## Start

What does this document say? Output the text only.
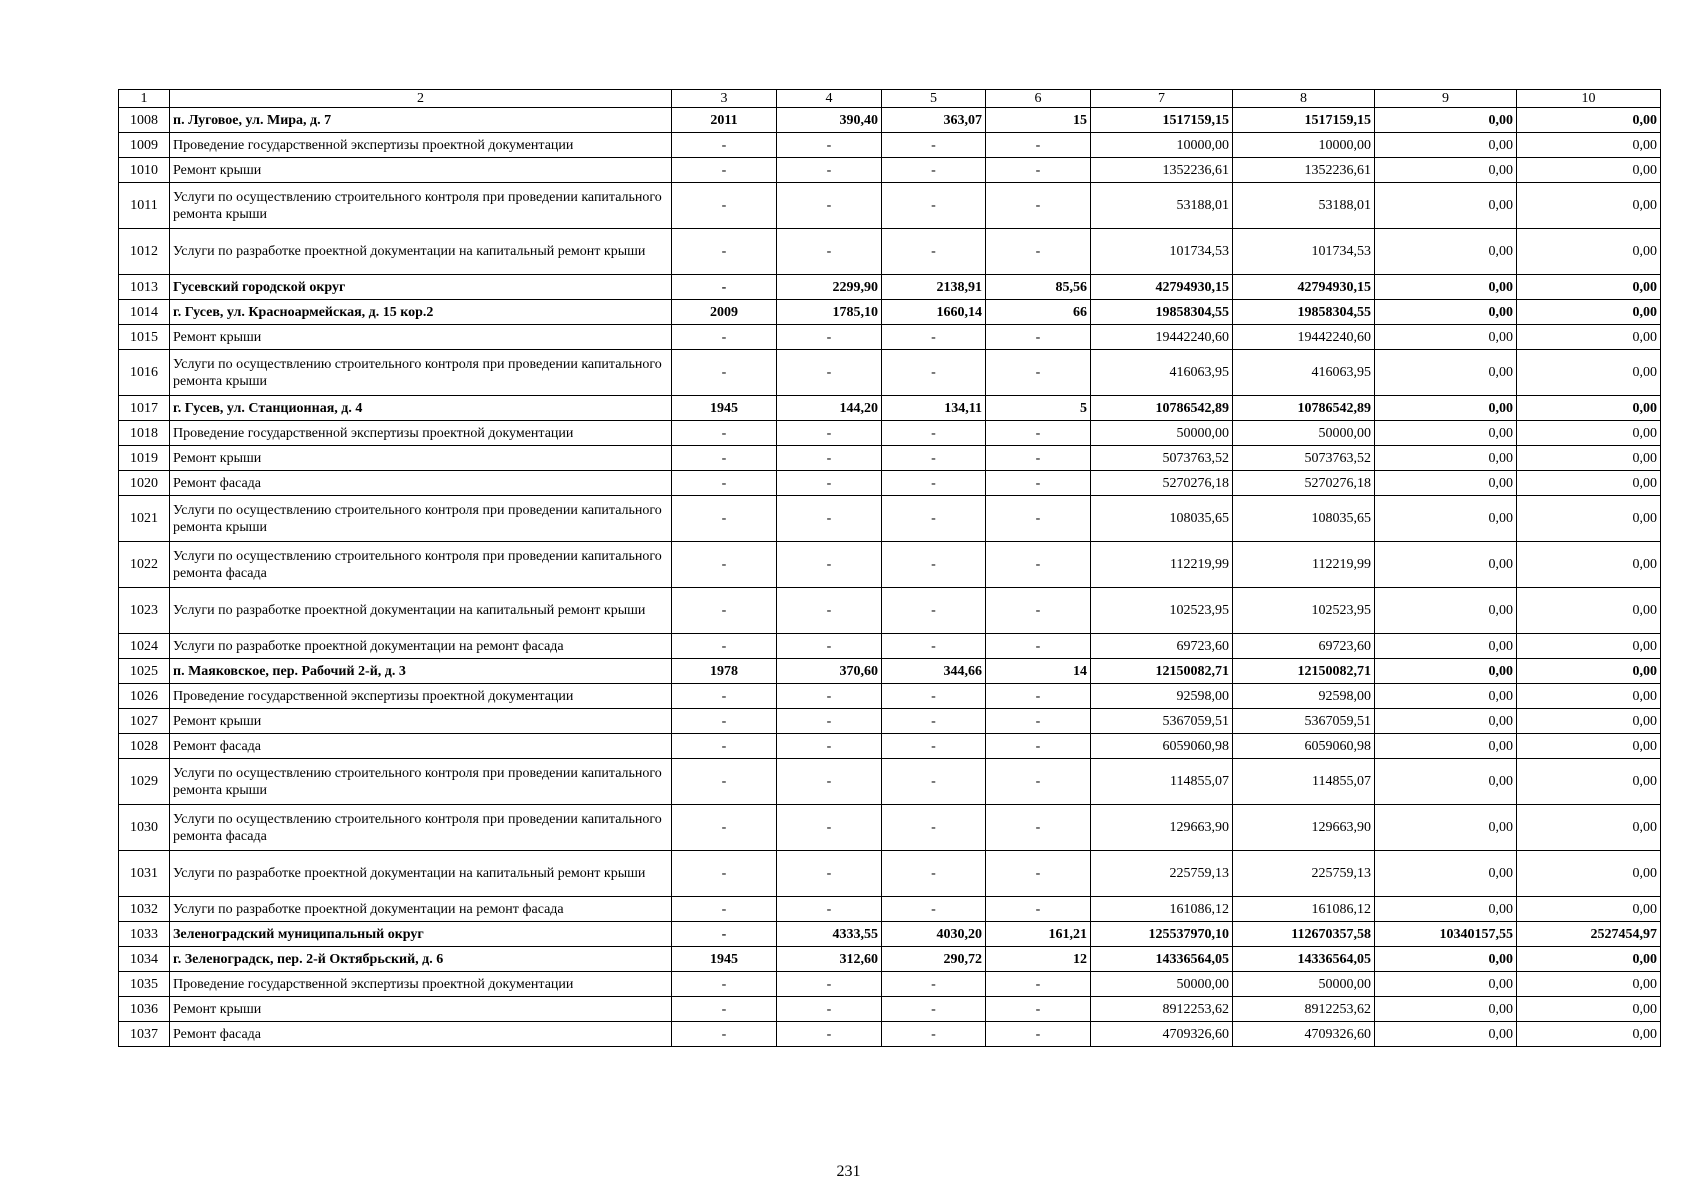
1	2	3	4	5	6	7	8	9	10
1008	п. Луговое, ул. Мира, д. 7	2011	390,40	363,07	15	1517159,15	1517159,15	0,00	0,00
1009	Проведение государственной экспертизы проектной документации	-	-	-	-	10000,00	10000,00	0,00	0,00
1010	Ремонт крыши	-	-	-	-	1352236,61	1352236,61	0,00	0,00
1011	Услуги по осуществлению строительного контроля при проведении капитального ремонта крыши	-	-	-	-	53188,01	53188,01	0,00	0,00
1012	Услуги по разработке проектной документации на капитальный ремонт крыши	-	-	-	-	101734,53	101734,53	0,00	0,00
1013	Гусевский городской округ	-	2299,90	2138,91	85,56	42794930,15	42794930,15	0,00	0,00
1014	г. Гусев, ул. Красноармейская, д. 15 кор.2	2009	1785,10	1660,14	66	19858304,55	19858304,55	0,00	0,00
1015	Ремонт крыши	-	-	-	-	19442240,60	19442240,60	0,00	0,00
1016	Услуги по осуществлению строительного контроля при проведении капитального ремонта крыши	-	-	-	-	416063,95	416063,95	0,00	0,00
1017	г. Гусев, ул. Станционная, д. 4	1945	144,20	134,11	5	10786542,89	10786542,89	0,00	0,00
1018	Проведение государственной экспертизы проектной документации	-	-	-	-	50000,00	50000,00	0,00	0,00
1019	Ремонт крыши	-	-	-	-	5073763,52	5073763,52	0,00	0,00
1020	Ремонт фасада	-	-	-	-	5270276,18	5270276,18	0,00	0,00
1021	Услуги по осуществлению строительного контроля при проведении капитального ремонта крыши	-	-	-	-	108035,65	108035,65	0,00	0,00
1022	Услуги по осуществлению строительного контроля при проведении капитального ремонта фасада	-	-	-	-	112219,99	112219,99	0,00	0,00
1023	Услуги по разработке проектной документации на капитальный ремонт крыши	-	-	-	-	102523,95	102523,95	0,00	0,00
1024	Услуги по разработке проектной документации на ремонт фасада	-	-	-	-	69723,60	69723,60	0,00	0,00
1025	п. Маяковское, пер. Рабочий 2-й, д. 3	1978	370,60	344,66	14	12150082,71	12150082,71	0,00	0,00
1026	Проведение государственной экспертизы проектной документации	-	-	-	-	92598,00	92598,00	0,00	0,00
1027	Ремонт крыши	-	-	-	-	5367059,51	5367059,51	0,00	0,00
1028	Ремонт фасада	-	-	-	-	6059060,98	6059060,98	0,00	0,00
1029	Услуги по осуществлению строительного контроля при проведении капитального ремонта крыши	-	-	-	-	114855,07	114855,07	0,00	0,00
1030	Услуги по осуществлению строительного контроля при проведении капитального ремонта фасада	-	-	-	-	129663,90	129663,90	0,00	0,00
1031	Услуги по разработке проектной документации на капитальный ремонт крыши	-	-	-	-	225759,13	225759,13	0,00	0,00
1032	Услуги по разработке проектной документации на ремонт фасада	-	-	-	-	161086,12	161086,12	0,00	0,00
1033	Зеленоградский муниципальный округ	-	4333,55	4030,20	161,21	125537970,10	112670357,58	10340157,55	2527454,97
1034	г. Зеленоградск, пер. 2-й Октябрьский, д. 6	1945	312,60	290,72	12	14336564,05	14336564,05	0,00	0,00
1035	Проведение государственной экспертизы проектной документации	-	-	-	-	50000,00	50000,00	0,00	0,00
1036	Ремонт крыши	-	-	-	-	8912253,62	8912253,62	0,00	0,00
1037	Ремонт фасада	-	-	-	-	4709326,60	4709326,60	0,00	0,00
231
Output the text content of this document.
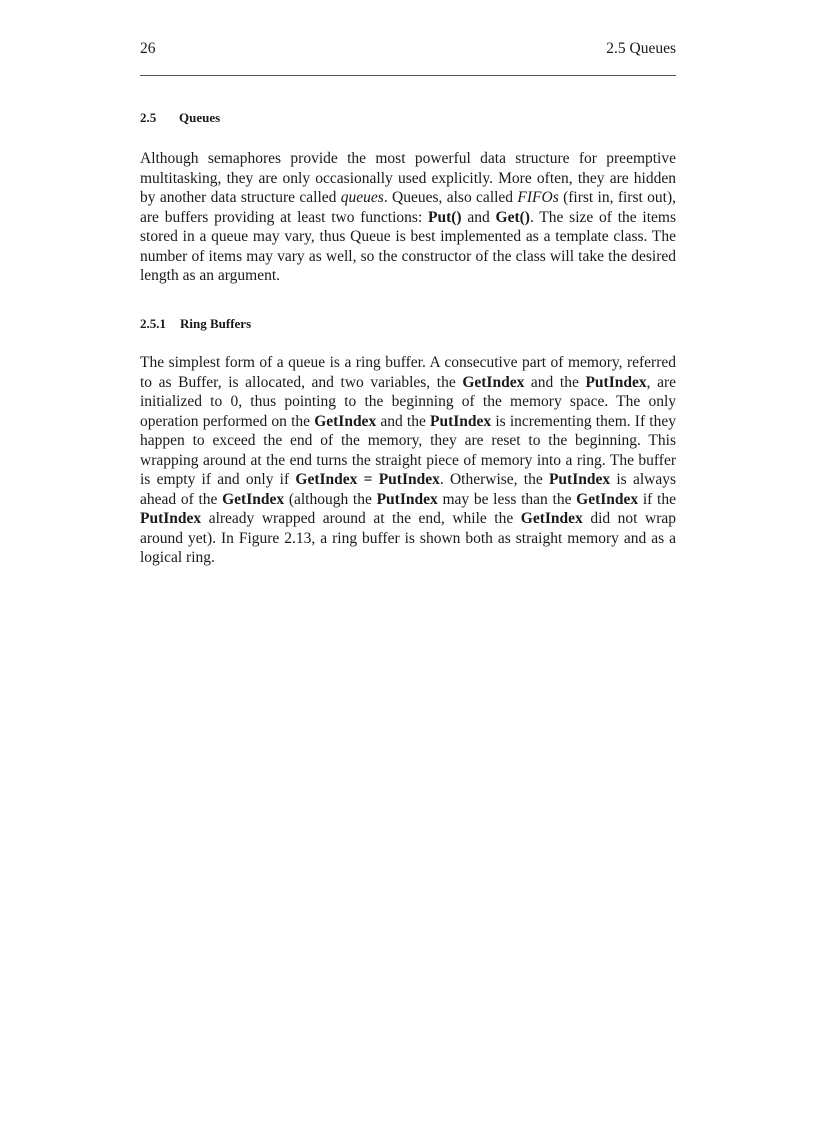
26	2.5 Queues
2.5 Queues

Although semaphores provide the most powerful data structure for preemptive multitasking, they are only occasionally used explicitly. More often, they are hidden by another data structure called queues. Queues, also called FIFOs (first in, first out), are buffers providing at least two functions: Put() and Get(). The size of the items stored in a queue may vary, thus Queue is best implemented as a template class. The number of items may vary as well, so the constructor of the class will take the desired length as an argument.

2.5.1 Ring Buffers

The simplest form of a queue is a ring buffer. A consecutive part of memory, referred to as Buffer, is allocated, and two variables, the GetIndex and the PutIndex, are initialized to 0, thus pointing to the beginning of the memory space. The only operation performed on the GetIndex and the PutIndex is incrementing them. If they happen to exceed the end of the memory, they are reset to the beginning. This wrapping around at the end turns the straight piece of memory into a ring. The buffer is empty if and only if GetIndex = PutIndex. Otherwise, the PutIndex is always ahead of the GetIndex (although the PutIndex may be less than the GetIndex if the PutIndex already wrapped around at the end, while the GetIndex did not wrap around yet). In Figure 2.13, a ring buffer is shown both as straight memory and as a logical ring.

## End

Extract all lines from the material above that include the word "фасада".

• _RESULT FOR THIS TASK_:
1020	Ремонт фасада	-	-	-	-	5270276,18	5270276,18	0,00	0,00
1022	Услуги по осуществлению строительного контроля при проведении капитального ремонта фасада	-	-	-	-	112219,99	112219,99	0,00	0,00
1024	Услуги по разработке проектной документации на ремонт фасада	-	-	-	-	69723,60	69723,60	0,00	0,00
1028	Ремонт фасада	-	-	-	-	6059060,98	6059060,98	0,00	0,00
1030	Услуги по осуществлению строительного контроля при проведении капитального ремонта фасада	-	-	-	-	129663,90	129663,90	0,00	0,00
1032	Услуги по разработке проектной документации на ремонт фасада	-	-	-	-	161086,12	161086,12	0,00	0,00
1037	Ремонт фасада	-	-	-	-	4709326,60	4709326,60	0,00	0,00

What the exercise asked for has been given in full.